Stored items
========================================================================
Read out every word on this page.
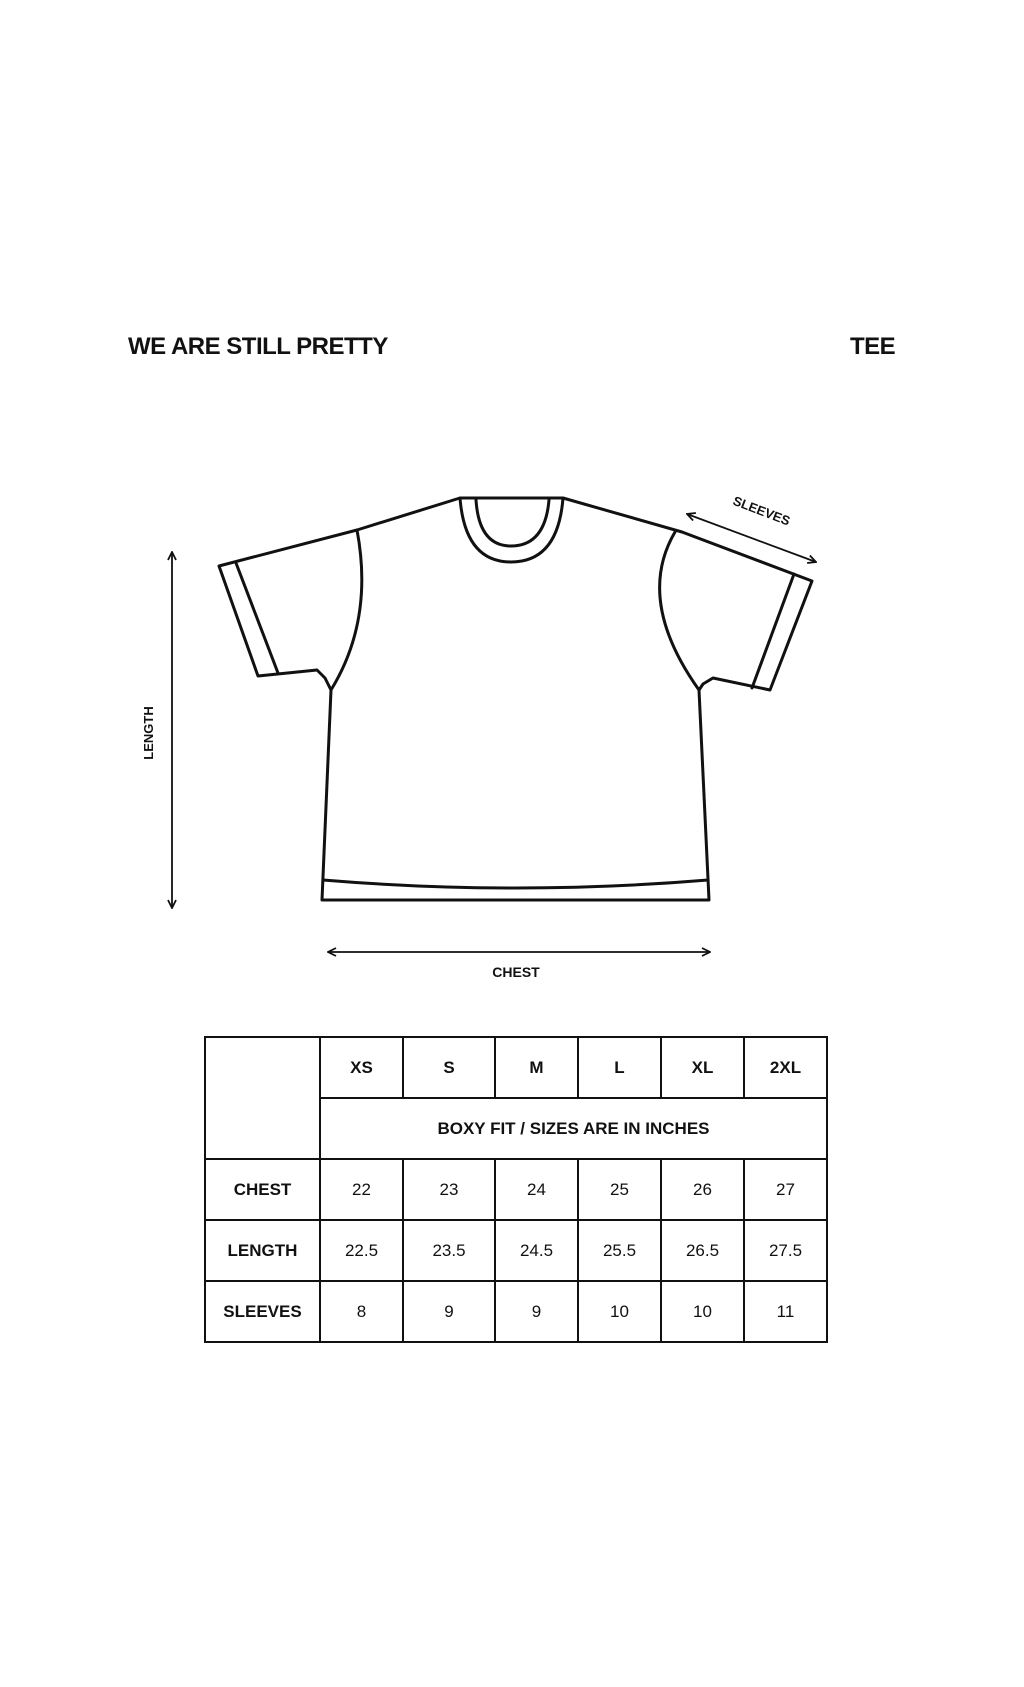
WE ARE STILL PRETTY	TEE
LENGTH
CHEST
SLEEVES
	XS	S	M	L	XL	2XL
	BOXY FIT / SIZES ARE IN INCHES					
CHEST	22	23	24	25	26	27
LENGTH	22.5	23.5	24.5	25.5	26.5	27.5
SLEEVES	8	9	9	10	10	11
========================================================================
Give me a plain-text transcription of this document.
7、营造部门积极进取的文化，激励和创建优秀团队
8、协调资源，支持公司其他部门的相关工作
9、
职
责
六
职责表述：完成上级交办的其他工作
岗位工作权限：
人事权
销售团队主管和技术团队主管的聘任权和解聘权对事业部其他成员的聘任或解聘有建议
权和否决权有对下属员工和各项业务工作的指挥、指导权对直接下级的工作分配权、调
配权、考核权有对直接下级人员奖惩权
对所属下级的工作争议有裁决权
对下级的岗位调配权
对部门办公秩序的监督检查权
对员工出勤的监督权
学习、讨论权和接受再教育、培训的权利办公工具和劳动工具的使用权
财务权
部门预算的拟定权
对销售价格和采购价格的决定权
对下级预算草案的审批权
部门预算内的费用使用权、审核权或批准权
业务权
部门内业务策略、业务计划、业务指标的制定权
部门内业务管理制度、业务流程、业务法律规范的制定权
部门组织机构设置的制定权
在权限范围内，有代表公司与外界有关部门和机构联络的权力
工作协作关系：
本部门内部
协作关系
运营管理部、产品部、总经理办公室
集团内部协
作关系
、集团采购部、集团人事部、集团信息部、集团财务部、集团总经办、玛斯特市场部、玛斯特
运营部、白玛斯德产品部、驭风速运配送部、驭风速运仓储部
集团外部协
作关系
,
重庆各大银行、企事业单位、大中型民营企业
========================================================================
Copy out every line of the data that includes the word "this".

Read out every word on this page.
Give me a plain-text transcription of this document.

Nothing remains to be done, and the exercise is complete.